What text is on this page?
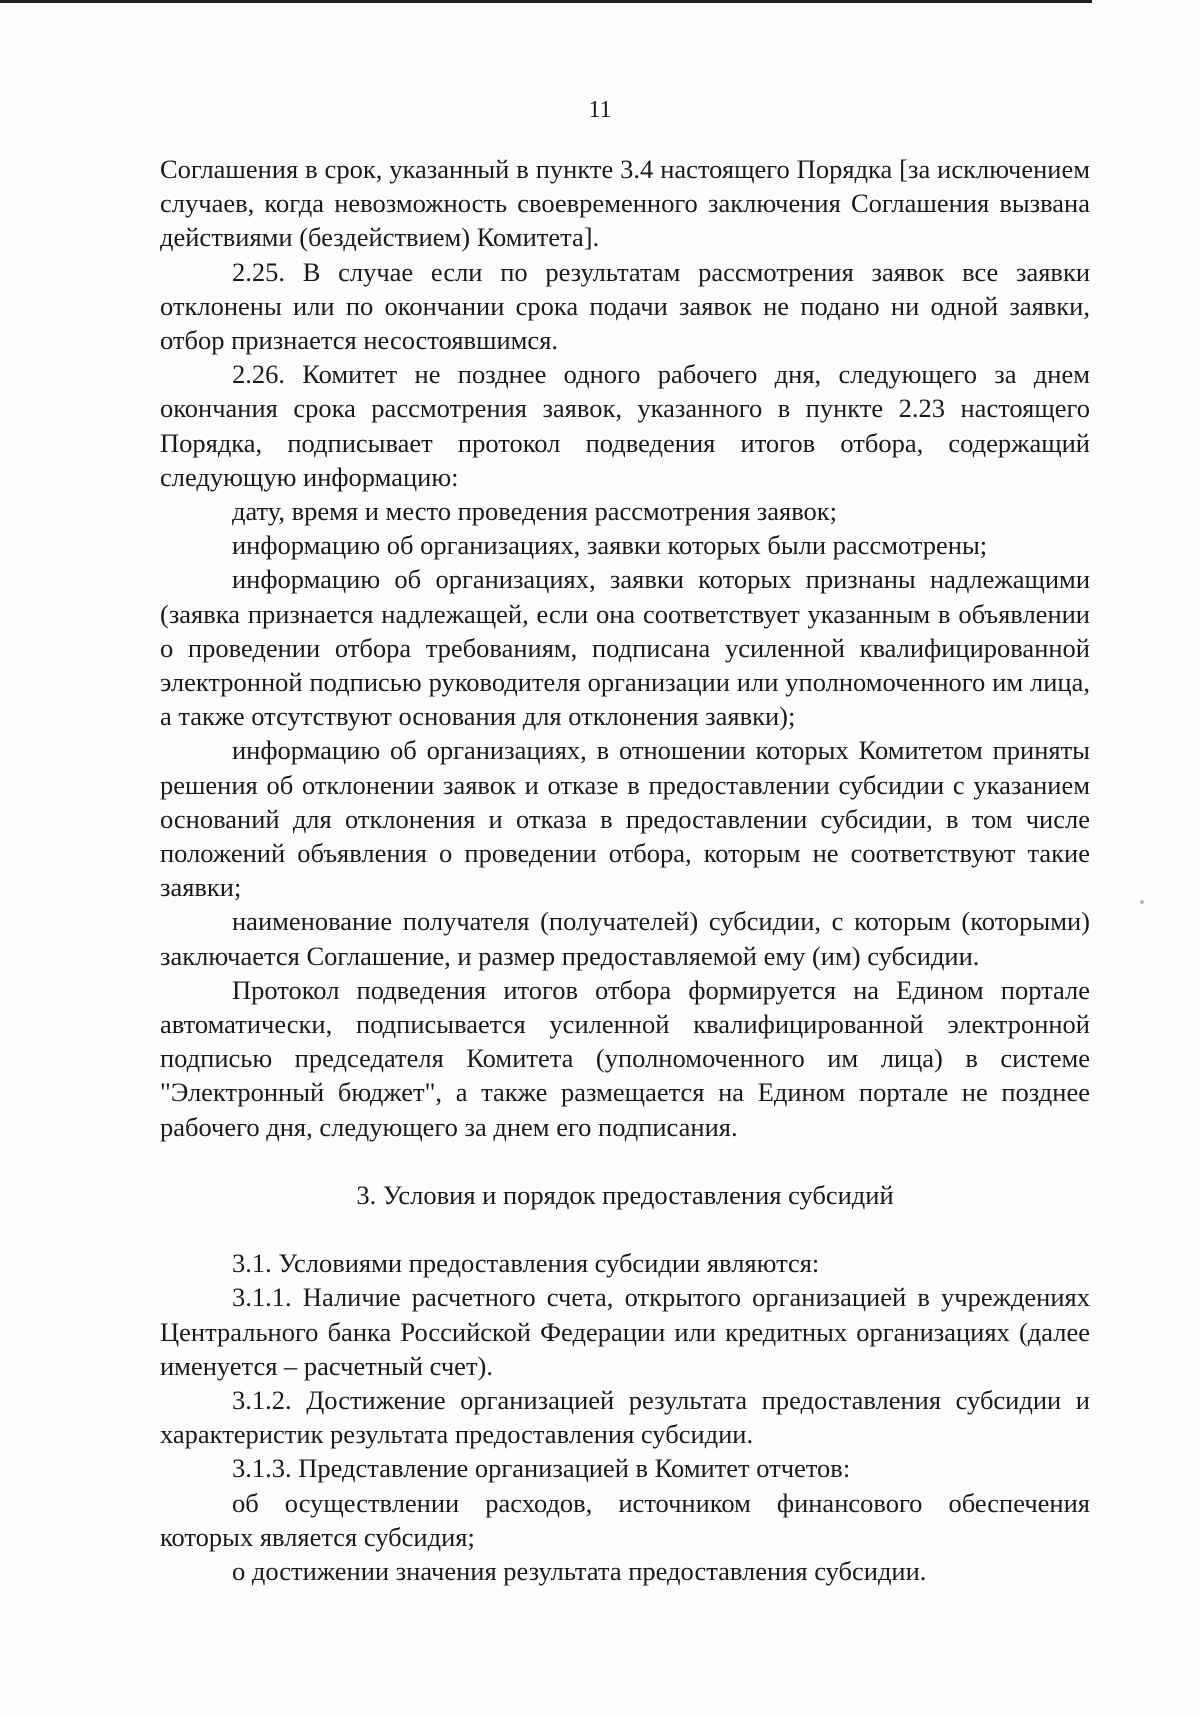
11

Соглашения в срок, указанный в пункте 3.4 настоящего Порядка [за исключением случаев, когда невозможность своевременного заключения Соглашения вызвана действиями (бездействием) Комитета].

2.25. В случае если по результатам рассмотрения заявок все заявки отклонены или по окончании срока подачи заявок не подано ни одной заявки, отбор признается несостоявшимся.

2.26. Комитет не позднее одного рабочего дня, следующего за днем окончания срока рассмотрения заявок, указанного в пункте 2.23 настоящего Порядка, подписывает протокол подведения итогов отбора, содержащий следующую информацию:

дату, время и место проведения рассмотрения заявок;

информацию об организациях, заявки которых были рассмотрены;

информацию об организациях, заявки которых признаны надлежащими (заявка признается надлежащей, если она соответствует указанным в объявлении о проведении отбора требованиям, подписана усиленной квалифицированной электронной подписью руководителя организации или уполномоченного им лица, а также отсутствуют основания для отклонения заявки);

информацию об организациях, в отношении которых Комитетом приняты решения об отклонении заявок и отказе в предоставлении субсидии с указанием оснований для отклонения и отказа в предоставлении субсидии, в том числе положений объявления о проведении отбора, которым не соответствуют такие заявки;

наименование получателя (получателей) субсидии, с которым (которыми) заключается Соглашение, и размер предоставляемой ему (им) субсидии.

Протокол подведения итогов отбора формируется на Едином портале автоматически, подписывается усиленной квалифицированной электронной подписью председателя Комитета (уполномоченного им лица) в системе "Электронный бюджет", а также размещается на Едином портале не позднее рабочего дня, следующего за днем его подписания.

3. Условия и порядок предоставления субсидий

3.1. Условиями предоставления субсидии являются:

3.1.1. Наличие расчетного счета, открытого организацией в учреждениях Центрального банка Российской Федерации или кредитных организациях (далее именуется – расчетный счет).

3.1.2. Достижение организацией результата предоставления субсидии и характеристик результата предоставления субсидии.

3.1.3. Представление организацией в Комитет отчетов:

об осуществлении расходов, источником финансового обеспечения которых является субсидия;

о достижении значения результата предоставления субсидии.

▬▬▬▬▬▬▬▬▬▬

Only a number is wanted: how many lines contain the word "проведении"?

2